▶ **EXERCISE INSTRUCTIONS**:
Copy down every line where the string "системами" shows up.

▶ **SOURCE RECORDS**:
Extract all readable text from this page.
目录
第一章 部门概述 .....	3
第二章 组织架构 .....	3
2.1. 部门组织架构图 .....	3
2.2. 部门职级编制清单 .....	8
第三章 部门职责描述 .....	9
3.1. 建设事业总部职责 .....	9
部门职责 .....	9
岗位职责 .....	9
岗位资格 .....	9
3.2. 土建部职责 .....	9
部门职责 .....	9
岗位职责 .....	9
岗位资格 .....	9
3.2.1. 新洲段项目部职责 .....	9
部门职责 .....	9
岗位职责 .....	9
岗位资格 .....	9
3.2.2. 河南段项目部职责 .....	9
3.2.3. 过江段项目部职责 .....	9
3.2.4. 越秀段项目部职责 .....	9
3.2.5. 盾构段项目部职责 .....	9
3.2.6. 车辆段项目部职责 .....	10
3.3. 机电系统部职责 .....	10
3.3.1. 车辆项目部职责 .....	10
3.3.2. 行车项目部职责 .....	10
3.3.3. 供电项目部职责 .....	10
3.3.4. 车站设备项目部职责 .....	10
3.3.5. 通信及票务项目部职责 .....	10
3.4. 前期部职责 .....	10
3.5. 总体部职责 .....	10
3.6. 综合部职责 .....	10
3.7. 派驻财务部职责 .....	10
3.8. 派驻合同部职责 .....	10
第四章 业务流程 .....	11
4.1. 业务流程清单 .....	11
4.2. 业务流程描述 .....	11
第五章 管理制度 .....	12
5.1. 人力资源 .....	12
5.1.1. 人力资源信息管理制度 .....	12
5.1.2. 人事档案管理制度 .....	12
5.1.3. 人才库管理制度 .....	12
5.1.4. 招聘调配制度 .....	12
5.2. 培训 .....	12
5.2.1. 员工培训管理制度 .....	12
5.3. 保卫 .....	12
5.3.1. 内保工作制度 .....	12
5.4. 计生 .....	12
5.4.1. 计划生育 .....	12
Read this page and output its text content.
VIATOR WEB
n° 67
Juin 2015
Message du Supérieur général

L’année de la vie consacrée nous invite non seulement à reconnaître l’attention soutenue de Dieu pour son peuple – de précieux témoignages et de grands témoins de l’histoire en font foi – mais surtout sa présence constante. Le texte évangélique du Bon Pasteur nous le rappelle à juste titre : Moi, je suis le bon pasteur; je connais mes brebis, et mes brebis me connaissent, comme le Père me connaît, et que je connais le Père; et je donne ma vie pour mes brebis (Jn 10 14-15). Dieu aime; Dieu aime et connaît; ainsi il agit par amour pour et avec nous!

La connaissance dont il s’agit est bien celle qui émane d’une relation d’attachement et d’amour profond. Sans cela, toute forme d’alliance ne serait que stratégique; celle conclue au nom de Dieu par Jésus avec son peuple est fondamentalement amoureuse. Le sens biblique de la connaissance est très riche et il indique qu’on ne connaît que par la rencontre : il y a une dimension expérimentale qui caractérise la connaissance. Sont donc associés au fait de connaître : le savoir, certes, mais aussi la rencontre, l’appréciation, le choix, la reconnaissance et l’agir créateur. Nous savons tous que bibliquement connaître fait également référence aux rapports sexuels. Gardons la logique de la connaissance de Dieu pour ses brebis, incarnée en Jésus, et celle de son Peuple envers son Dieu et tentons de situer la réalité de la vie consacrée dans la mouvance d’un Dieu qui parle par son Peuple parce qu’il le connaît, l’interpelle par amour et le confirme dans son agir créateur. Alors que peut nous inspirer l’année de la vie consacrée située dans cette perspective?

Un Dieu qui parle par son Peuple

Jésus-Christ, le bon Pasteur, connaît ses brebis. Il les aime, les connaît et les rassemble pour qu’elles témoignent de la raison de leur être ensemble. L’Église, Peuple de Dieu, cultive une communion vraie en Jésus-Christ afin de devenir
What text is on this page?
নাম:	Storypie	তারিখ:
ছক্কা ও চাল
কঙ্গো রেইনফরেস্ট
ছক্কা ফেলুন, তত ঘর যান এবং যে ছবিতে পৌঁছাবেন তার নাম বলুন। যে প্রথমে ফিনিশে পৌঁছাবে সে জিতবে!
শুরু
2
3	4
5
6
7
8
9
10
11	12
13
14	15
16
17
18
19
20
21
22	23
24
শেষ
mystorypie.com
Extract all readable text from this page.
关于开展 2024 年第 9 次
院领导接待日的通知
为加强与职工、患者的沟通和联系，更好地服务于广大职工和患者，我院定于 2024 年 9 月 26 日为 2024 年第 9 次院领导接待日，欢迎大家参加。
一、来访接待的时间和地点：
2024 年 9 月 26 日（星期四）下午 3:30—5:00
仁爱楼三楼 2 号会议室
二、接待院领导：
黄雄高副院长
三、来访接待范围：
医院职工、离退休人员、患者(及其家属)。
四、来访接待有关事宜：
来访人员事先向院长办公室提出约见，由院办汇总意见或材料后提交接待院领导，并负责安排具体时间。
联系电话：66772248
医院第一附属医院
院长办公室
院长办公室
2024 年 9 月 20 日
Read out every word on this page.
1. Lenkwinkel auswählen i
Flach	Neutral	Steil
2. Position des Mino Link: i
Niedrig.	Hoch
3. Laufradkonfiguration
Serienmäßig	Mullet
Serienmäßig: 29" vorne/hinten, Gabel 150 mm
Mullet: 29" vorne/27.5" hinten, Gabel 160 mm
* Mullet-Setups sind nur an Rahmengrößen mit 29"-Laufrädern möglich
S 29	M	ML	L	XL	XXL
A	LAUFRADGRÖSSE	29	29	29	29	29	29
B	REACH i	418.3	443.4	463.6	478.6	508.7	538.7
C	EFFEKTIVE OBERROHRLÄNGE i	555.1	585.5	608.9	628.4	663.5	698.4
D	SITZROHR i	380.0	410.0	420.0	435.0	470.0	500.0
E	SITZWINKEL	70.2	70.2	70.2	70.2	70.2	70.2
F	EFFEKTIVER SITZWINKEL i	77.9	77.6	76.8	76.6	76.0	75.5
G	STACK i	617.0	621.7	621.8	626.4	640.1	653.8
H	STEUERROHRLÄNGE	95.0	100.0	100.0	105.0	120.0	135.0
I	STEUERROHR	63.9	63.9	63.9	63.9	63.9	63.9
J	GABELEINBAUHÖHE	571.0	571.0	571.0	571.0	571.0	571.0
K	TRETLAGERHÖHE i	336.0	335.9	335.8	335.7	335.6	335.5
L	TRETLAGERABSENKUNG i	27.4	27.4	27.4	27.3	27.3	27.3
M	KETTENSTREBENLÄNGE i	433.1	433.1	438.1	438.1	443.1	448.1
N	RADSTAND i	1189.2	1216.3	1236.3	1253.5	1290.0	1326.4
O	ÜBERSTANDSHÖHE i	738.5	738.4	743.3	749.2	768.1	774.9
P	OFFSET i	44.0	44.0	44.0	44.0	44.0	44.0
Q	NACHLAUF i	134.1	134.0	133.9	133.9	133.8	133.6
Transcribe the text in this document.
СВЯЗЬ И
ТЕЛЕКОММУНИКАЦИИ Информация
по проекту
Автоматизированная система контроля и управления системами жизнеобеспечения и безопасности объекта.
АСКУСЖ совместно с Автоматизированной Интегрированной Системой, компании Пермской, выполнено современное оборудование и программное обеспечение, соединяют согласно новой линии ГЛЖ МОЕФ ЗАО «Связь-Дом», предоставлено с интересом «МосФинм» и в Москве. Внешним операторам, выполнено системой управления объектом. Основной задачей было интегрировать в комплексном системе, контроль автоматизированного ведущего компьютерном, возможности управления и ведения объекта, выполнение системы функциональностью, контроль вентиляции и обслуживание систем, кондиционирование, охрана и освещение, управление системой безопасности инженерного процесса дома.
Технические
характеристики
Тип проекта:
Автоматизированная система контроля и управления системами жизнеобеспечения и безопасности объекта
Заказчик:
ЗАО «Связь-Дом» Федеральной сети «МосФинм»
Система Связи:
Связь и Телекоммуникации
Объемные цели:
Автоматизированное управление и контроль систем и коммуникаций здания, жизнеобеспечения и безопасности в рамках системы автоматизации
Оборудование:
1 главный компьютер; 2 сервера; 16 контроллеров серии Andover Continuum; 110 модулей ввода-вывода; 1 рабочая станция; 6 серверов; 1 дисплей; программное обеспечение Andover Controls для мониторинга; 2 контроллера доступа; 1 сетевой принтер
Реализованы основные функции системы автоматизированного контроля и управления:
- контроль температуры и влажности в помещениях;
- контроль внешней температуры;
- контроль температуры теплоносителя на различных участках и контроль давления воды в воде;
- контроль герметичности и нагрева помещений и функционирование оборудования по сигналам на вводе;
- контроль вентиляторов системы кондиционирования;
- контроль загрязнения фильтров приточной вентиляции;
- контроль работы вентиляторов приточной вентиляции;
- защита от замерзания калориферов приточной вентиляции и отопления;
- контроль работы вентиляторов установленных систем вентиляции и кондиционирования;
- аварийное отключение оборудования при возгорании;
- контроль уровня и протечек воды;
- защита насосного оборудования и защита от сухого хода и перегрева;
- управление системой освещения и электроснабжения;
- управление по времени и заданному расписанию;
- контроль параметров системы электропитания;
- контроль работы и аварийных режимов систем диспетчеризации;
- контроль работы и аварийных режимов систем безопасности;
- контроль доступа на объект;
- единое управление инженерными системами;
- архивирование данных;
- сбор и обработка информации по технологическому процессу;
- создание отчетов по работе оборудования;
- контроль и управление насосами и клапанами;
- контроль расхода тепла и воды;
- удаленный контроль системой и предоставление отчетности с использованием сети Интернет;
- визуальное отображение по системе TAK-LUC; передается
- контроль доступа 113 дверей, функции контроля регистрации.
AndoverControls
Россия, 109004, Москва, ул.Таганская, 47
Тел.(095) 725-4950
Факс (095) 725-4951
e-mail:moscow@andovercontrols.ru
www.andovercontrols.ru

▶ **FINAL ANSWER**:
Автоматизированная система контроля и управления системами жизнеобеспечения и безопасности объекта.
Автоматизированная система контроля и управления системами жизнеобеспечения и безопасности объекта
- единое управление инженерными системами;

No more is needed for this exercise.